▶ _Information supplied_

------------------------------------------------------------------------

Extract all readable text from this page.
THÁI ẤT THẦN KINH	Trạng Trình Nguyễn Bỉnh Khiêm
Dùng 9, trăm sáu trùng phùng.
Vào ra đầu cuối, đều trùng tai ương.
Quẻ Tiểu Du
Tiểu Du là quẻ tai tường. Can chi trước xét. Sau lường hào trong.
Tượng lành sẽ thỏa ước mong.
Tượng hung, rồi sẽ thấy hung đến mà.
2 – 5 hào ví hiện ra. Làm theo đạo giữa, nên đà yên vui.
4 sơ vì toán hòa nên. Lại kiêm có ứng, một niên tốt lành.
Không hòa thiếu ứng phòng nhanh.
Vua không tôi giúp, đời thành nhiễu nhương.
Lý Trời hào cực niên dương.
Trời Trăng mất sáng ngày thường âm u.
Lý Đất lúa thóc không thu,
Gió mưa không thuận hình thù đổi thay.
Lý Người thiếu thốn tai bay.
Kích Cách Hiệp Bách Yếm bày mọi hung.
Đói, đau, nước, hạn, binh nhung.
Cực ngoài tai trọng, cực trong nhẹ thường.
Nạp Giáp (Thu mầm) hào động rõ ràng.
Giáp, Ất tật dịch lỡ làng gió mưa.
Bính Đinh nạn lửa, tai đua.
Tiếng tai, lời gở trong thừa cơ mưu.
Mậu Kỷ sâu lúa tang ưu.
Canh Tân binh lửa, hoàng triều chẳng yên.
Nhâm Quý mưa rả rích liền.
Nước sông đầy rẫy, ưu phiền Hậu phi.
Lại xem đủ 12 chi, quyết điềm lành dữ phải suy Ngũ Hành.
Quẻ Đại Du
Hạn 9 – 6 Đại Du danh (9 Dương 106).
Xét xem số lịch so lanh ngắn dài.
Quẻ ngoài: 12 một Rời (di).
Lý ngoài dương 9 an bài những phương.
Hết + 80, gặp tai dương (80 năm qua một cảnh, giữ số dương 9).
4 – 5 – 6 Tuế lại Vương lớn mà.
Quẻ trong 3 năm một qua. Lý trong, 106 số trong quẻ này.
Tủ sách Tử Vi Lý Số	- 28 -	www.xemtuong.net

------------------------------------------------------------------------

▶ _Exercise brief_
Your task is to print all of the records exactly.

▶ _Exercise result_
Extract all readable text from this page.
THÁI ẤT THẦN KINH	Trạng Trình Nguyễn Bỉnh Khiêm
Dùng 9, trăm sáu trùng phùng.
Vào ra đầu cuối, đều trùng tai ương.
Quẻ Tiểu Du
Tiểu Du là quẻ tai tường. Can chi trước xét. Sau lường hào trong.
Tượng lành sẽ thỏa ước mong.
Tượng hung, rồi sẽ thấy hung đến mà.
2 – 5 hào ví hiện ra. Làm theo đạo giữa, nên đà yên vui.
4 sơ vì toán hòa nên. Lại kiêm có ứng, một niên tốt lành.
Không hòa thiếu ứng phòng nhanh.
Vua không tôi giúp, đời thành nhiễu nhương.
Lý Trời hào cực niên dương.
Trời Trăng mất sáng ngày thường âm u.
Lý Đất lúa thóc không thu,
Gió mưa không thuận hình thù đổi thay.
Lý Người thiếu thốn tai bay.
Kích Cách Hiệp Bách Yếm bày mọi hung.
Đói, đau, nước, hạn, binh nhung.
Cực ngoài tai trọng, cực trong nhẹ thường.
Nạp Giáp (Thu mầm) hào động rõ ràng.
Giáp, Ất tật dịch lỡ làng gió mưa.
Bính Đinh nạn lửa, tai đua.
Tiếng tai, lời gở trong thừa cơ mưu.
Mậu Kỷ sâu lúa tang ưu.
Canh Tân binh lửa, hoàng triều chẳng yên.
Nhâm Quý mưa rả rích liền.
Nước sông đầy rẫy, ưu phiền Hậu phi.
Lại xem đủ 12 chi, quyết điềm lành dữ phải suy Ngũ Hành.
Quẻ Đại Du
Hạn 9 – 6 Đại Du danh (9 Dương 106).
Xét xem số lịch so lanh ngắn dài.
Quẻ ngoài: 12 một Rời (di).
Lý ngoài dương 9 an bài những phương.
Hết + 80, gặp tai dương (80 năm qua một cảnh, giữ số dương 9).
4 – 5 – 6 Tuế lại Vương lớn mà.
Quẻ trong 3 năm một qua. Lý trong, 106 số trong quẻ này.
Tủ sách Tử Vi Lý Số	- 28 -	www.xemtuong.net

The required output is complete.